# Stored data
------------------------------------------------------------
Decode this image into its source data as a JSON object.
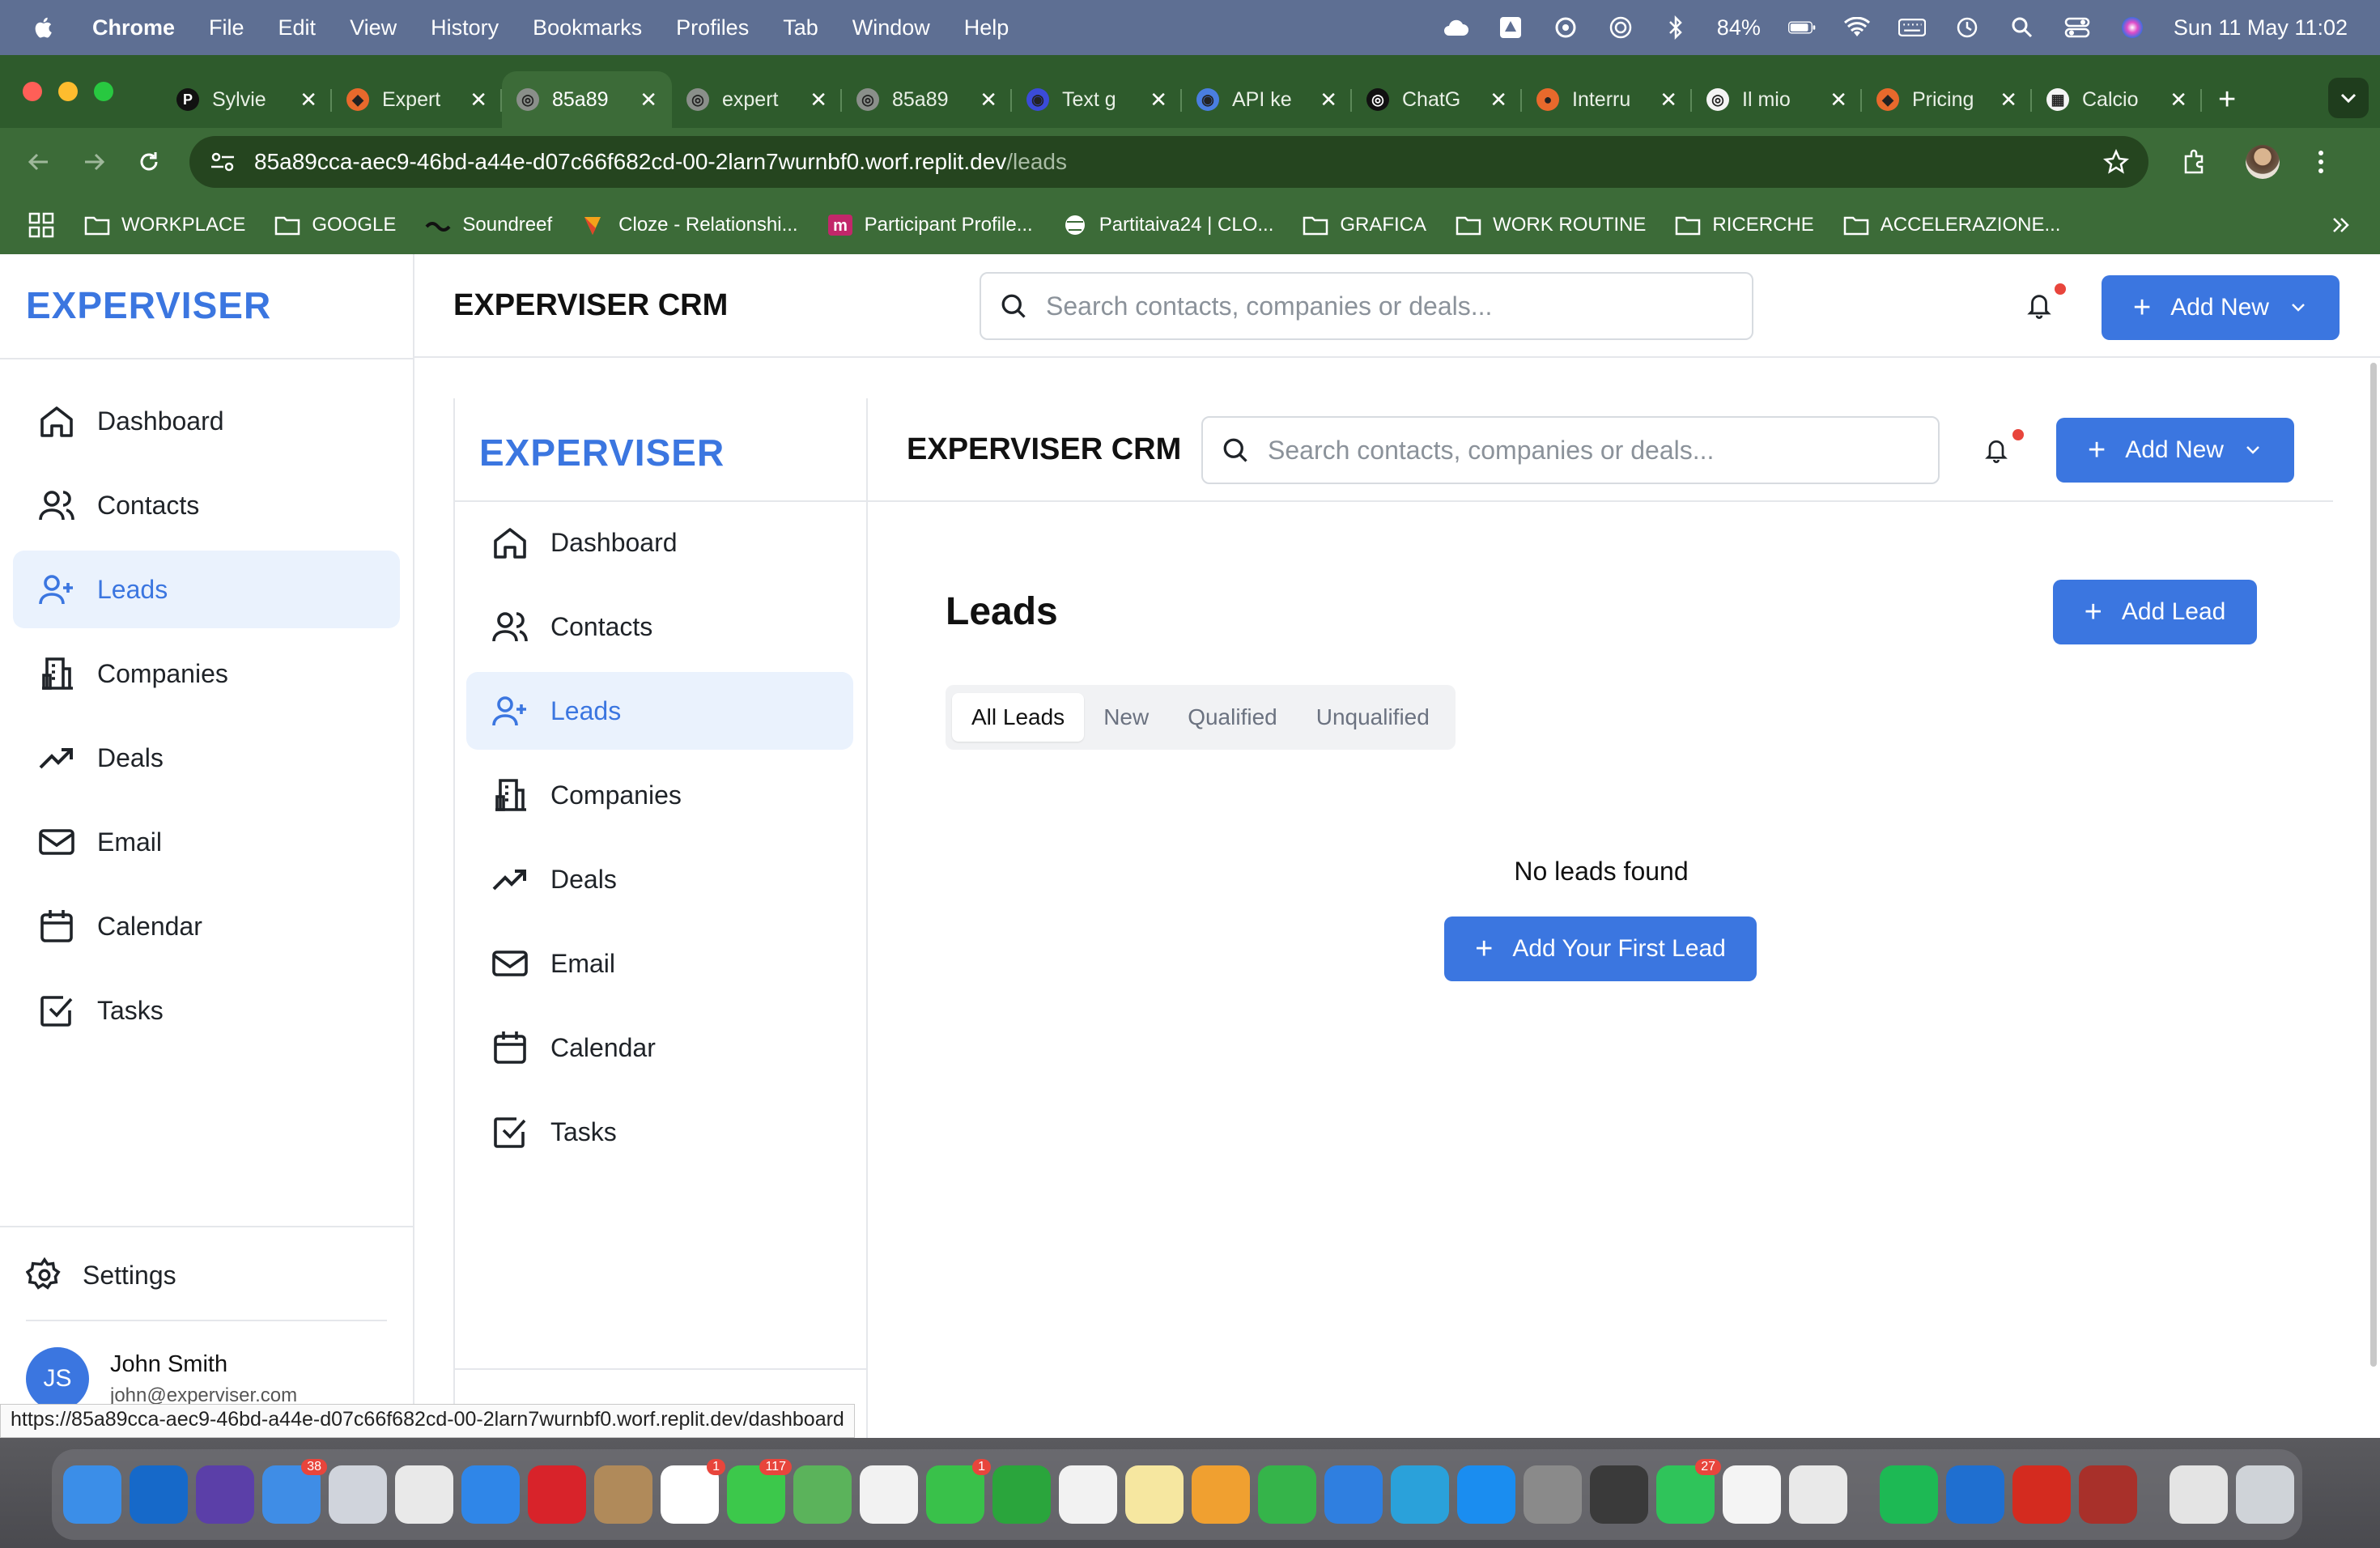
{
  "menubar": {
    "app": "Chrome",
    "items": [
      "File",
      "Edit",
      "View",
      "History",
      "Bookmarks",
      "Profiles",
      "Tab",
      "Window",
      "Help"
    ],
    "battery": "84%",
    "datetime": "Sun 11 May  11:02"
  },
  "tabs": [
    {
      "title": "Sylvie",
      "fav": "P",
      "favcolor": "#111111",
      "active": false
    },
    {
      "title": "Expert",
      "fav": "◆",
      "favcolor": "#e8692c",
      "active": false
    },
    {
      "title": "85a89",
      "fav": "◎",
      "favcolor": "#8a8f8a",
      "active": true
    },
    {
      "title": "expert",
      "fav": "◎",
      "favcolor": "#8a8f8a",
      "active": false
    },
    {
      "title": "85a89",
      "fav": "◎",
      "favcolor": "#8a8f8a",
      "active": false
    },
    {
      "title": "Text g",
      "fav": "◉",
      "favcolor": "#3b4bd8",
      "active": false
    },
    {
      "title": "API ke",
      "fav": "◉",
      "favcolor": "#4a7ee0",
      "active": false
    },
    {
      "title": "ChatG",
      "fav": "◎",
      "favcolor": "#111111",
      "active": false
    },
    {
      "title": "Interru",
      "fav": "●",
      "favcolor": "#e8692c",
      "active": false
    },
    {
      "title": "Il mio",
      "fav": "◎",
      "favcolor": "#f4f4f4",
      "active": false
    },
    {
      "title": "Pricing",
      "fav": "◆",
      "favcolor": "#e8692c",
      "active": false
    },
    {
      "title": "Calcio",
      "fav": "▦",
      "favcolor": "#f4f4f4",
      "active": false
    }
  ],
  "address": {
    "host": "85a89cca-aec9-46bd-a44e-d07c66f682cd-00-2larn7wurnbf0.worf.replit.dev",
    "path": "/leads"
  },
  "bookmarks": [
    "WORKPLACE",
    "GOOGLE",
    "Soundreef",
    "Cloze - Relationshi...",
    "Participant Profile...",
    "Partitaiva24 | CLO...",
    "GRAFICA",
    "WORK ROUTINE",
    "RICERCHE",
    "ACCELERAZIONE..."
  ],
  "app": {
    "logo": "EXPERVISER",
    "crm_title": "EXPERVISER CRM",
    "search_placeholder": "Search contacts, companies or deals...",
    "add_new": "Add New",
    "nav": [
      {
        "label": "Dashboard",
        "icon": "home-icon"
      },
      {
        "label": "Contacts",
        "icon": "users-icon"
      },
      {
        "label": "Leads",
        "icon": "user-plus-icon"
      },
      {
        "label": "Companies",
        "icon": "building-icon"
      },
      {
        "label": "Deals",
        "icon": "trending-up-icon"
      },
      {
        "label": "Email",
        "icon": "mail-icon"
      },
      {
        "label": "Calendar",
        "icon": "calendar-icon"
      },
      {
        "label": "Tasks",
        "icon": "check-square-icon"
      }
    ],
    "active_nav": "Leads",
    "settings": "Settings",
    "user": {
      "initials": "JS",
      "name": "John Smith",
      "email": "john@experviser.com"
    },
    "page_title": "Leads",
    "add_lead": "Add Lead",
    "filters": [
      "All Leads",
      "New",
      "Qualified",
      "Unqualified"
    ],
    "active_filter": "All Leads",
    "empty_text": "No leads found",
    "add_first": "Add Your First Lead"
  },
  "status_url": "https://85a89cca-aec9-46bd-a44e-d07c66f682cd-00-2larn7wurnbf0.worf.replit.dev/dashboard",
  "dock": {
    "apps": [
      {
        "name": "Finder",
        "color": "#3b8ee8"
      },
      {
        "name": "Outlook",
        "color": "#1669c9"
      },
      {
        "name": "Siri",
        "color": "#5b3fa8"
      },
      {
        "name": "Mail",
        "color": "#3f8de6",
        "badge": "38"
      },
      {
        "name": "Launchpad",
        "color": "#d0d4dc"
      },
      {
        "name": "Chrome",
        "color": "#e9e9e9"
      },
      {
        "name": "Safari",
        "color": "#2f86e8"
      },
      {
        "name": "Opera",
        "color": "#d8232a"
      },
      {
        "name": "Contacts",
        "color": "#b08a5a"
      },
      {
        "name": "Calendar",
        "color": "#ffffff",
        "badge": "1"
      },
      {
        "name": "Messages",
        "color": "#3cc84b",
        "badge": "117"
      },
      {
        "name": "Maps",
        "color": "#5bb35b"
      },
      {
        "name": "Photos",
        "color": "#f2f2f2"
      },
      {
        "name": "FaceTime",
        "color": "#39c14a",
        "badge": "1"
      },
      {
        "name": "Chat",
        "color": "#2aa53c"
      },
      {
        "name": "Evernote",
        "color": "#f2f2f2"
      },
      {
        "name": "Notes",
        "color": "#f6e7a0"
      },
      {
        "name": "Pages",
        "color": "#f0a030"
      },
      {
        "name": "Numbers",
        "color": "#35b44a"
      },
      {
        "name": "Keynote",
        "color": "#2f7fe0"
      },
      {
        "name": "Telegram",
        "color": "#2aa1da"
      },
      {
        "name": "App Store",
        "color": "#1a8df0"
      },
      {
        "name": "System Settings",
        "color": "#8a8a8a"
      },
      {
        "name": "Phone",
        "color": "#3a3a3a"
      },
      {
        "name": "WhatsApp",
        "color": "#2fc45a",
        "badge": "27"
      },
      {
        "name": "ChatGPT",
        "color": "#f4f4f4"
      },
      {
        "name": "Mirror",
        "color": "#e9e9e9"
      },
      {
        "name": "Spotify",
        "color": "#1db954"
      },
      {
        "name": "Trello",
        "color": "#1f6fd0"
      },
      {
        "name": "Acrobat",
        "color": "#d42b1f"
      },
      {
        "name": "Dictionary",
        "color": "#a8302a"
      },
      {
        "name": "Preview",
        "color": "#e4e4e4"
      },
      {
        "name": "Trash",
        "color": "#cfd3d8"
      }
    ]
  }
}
------------------------------------------------------------
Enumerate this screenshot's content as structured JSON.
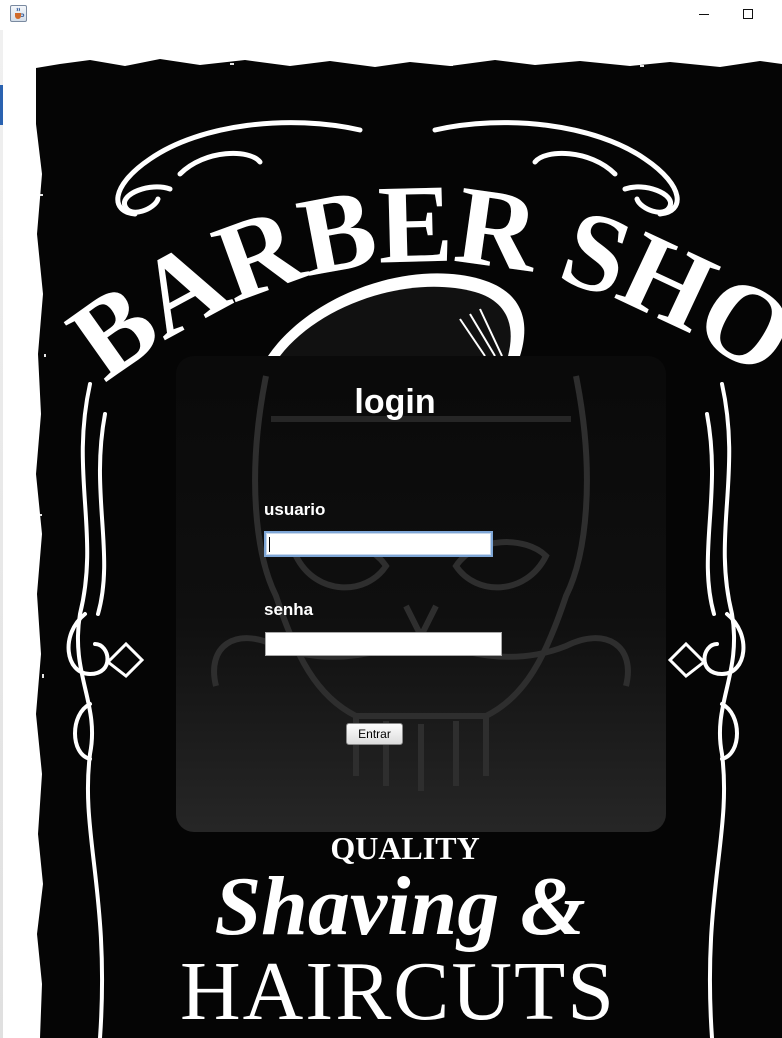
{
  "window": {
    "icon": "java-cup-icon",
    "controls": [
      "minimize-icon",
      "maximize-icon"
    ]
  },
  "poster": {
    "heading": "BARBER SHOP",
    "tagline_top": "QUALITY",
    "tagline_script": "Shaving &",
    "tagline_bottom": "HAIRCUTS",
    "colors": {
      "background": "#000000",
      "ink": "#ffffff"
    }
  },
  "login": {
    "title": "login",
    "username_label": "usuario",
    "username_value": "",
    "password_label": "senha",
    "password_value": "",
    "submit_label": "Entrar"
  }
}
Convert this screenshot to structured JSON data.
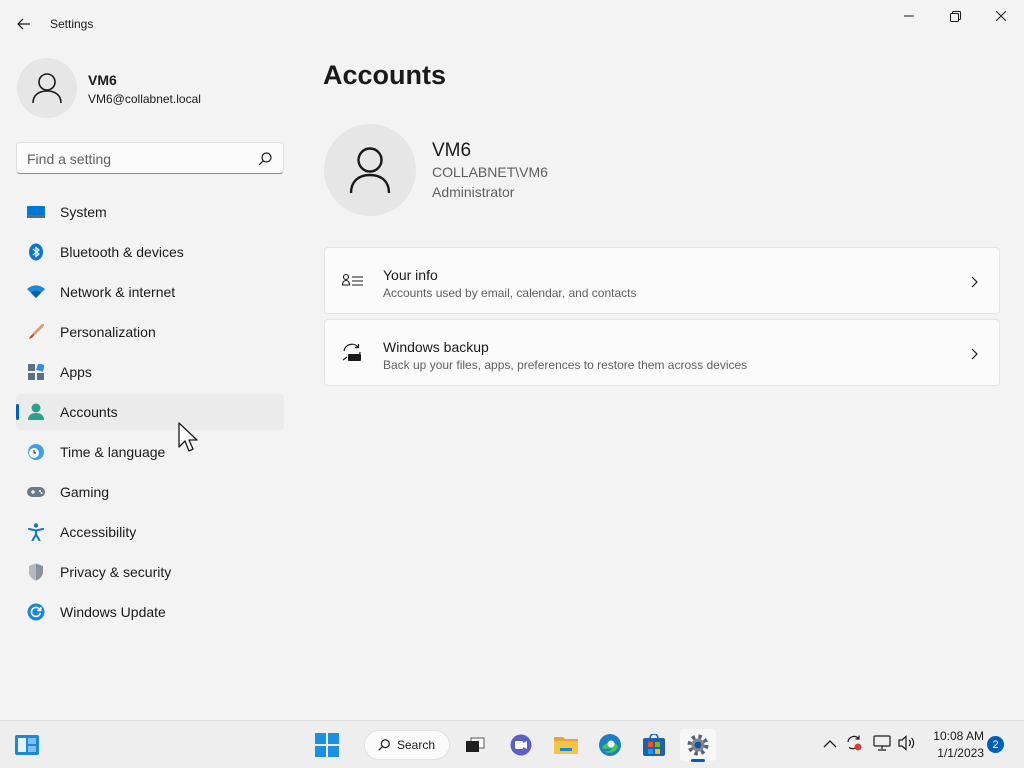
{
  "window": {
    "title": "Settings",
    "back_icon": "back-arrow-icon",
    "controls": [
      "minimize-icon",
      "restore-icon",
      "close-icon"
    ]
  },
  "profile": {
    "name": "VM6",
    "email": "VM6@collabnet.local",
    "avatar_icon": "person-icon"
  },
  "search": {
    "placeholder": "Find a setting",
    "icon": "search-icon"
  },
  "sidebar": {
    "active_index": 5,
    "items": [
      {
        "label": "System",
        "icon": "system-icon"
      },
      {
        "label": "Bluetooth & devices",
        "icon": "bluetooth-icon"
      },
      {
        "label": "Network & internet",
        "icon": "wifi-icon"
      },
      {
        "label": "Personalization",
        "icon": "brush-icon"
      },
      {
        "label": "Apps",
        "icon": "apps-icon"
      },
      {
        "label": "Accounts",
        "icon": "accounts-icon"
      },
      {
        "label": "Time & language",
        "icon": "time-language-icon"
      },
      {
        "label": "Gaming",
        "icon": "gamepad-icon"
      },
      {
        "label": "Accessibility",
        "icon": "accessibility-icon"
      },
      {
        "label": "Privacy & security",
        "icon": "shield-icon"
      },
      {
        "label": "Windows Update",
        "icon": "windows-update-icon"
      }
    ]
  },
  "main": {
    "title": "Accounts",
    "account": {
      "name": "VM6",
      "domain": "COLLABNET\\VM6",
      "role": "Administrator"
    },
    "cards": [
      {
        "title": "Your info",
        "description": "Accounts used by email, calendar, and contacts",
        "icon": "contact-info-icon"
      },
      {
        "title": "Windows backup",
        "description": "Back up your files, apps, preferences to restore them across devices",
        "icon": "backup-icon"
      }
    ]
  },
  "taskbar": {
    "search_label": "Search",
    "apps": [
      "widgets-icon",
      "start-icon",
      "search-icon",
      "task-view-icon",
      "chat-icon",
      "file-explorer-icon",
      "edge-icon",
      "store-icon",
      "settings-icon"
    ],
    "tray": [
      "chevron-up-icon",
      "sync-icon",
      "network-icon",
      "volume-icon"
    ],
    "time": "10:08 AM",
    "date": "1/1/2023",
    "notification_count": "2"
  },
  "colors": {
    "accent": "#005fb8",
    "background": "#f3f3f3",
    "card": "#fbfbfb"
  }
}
------------------------------------------------------------
# Objective
List each line of the entries that holds the string "background".

# Reply
      "background": "#000000",
    "background": "#f3f3f3",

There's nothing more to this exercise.